#### To be done
Reproduce all lines of the listing below in which the word "update" occurs.

#### Available records
·····

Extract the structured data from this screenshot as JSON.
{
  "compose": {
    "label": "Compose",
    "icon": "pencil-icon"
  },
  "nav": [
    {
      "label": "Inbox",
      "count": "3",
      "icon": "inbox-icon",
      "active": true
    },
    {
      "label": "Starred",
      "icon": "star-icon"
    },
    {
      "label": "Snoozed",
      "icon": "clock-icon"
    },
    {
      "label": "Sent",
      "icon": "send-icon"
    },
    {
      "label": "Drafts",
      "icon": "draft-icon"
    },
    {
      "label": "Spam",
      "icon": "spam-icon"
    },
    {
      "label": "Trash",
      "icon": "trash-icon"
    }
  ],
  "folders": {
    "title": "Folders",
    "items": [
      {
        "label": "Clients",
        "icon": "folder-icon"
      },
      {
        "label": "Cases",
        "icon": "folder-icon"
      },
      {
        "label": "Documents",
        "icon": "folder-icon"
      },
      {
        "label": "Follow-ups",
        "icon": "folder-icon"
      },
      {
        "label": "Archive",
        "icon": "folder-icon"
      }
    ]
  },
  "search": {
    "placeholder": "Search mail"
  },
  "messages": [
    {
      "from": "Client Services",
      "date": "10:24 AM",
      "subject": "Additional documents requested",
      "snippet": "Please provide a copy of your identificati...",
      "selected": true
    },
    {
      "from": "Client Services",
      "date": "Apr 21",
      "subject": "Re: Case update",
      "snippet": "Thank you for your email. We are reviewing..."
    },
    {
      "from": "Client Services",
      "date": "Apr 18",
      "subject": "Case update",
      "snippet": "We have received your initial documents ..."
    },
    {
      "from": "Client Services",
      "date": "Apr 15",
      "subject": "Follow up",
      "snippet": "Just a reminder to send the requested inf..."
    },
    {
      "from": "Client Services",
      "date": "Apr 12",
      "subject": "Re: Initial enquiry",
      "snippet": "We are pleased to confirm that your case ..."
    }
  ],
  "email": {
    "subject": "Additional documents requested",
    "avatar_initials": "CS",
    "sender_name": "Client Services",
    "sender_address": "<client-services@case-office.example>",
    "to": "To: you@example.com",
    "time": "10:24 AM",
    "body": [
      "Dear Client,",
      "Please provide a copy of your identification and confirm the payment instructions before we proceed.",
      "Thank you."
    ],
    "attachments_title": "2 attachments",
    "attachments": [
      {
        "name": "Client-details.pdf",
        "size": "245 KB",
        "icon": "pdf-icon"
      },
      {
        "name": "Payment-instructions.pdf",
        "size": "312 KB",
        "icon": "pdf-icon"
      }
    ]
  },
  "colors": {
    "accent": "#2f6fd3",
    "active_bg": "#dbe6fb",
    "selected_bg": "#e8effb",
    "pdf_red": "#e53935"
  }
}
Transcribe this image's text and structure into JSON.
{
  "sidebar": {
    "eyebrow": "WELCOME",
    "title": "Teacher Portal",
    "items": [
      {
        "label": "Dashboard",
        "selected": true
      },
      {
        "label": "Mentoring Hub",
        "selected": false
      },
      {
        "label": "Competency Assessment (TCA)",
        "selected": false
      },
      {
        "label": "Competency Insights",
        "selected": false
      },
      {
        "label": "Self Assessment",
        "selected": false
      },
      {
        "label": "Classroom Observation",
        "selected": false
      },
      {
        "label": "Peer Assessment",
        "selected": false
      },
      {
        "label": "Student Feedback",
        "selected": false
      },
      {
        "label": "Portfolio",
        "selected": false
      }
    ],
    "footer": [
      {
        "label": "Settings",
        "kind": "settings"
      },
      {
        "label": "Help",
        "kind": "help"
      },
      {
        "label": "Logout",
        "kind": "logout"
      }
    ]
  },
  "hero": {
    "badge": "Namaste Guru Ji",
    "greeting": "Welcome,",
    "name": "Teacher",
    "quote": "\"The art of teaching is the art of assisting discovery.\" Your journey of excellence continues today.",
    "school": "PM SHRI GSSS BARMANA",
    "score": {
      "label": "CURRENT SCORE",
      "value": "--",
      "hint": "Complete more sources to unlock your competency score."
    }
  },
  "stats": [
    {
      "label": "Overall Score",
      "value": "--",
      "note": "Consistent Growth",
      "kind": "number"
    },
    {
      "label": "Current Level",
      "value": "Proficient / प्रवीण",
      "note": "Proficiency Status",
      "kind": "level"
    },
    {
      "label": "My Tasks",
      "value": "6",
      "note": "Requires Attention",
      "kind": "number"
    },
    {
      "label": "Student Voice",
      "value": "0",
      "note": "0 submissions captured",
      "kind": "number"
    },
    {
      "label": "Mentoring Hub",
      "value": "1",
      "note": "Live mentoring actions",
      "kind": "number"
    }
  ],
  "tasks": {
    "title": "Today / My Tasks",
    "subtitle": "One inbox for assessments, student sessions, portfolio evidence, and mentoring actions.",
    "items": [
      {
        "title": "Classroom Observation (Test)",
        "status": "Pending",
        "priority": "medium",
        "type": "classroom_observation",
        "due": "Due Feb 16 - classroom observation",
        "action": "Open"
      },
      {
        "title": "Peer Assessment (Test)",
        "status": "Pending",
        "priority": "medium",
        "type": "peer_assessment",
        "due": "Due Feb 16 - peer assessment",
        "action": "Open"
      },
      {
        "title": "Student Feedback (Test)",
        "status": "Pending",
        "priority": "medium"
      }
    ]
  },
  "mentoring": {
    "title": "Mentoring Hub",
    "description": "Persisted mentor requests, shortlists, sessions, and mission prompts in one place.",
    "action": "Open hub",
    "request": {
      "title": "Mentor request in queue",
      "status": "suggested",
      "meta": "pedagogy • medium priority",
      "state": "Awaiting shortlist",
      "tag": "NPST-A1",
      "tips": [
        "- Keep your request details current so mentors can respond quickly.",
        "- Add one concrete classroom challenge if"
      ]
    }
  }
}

·····

#### Exercise answer
      "subject": "Re: Case update",
      "subject": "Case update",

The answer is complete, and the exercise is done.